──────── Data lines ────────

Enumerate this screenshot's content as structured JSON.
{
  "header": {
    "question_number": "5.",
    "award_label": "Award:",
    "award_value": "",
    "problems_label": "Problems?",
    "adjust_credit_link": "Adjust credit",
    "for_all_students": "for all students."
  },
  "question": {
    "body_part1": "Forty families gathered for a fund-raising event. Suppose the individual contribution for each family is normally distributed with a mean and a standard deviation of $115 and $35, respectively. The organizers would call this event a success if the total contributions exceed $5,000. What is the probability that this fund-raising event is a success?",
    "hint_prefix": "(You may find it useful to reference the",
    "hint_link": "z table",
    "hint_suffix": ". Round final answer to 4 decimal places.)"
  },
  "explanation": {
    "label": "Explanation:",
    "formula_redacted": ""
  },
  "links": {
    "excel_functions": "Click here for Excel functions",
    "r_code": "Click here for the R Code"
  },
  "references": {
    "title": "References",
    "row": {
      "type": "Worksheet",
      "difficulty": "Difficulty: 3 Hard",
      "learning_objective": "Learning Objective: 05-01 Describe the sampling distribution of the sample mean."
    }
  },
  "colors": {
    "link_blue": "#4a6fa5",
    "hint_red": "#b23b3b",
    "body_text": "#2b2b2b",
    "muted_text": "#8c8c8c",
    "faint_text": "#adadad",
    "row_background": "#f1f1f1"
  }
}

────────
──────── Data lines ────────

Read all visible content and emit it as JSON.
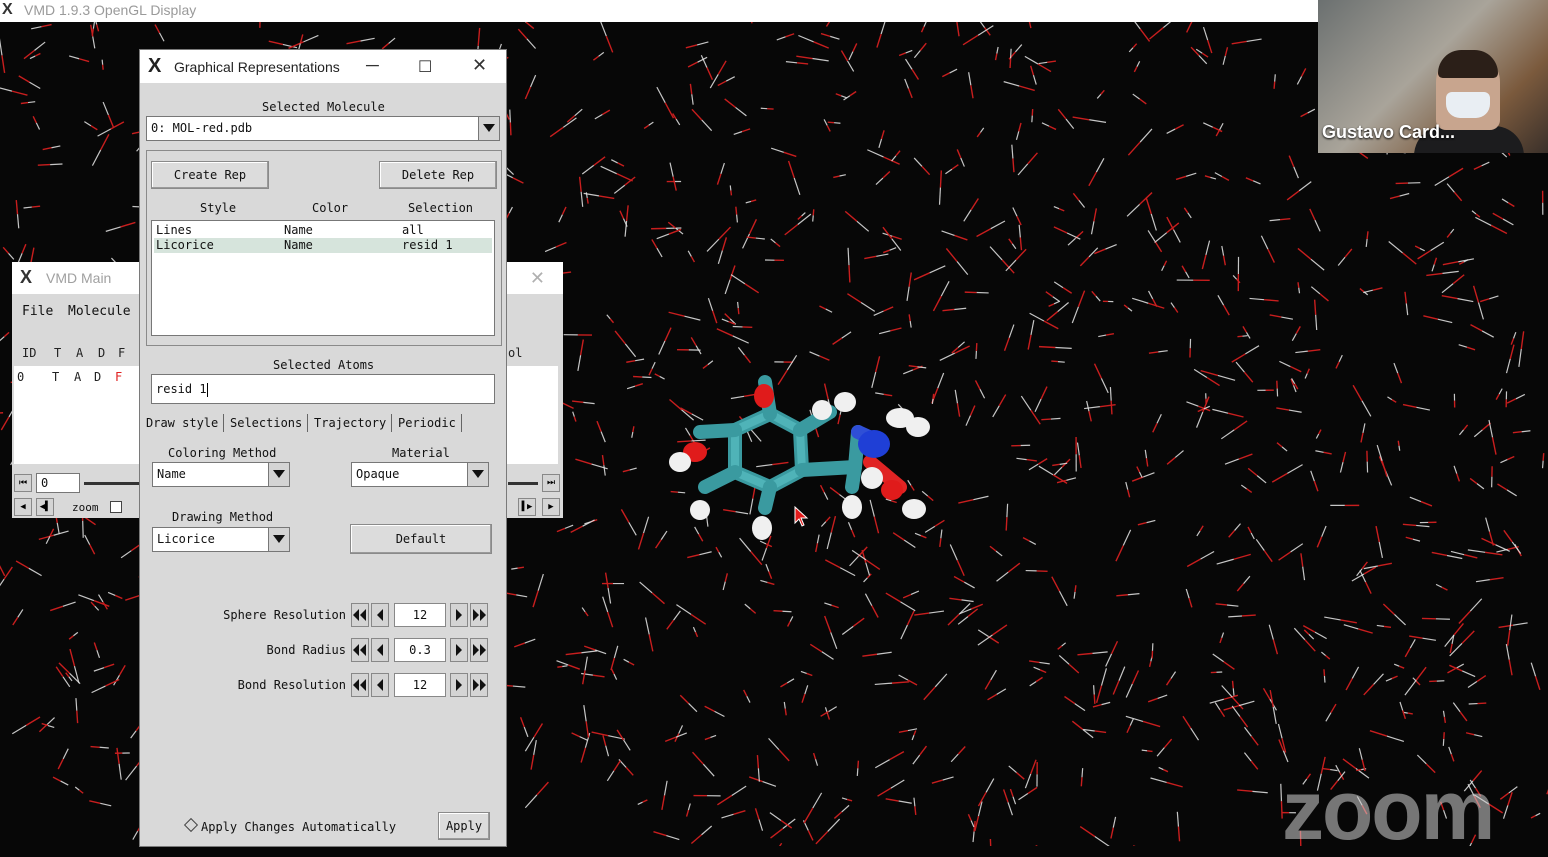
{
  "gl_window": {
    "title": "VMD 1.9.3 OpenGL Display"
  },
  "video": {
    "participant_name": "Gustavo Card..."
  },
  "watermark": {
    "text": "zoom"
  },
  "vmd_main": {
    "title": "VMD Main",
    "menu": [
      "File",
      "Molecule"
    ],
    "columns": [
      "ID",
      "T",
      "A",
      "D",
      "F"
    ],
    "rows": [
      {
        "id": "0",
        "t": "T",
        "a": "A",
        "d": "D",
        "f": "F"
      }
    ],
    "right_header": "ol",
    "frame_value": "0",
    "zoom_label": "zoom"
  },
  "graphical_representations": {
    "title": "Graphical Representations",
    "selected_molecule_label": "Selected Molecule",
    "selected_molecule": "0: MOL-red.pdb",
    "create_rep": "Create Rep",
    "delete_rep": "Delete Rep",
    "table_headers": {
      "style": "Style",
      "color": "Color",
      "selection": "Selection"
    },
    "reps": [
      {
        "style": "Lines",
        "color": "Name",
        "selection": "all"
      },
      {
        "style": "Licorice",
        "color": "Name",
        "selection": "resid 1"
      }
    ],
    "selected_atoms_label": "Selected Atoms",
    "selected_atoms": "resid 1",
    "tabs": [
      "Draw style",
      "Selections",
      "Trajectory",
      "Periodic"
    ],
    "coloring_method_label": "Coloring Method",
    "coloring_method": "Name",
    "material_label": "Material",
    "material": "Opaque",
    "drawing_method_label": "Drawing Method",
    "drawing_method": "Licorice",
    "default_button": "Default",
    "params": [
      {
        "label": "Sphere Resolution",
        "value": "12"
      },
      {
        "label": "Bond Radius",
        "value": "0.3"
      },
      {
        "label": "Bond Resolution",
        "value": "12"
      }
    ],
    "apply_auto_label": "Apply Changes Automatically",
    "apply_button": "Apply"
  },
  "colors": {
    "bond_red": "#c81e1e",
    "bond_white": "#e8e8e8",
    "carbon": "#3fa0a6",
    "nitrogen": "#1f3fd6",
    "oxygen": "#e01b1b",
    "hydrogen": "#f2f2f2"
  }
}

────────

→ Exercise task:
Count the lines in the material above where the string "this" appears, then state only that count.

→ Answer in full:
2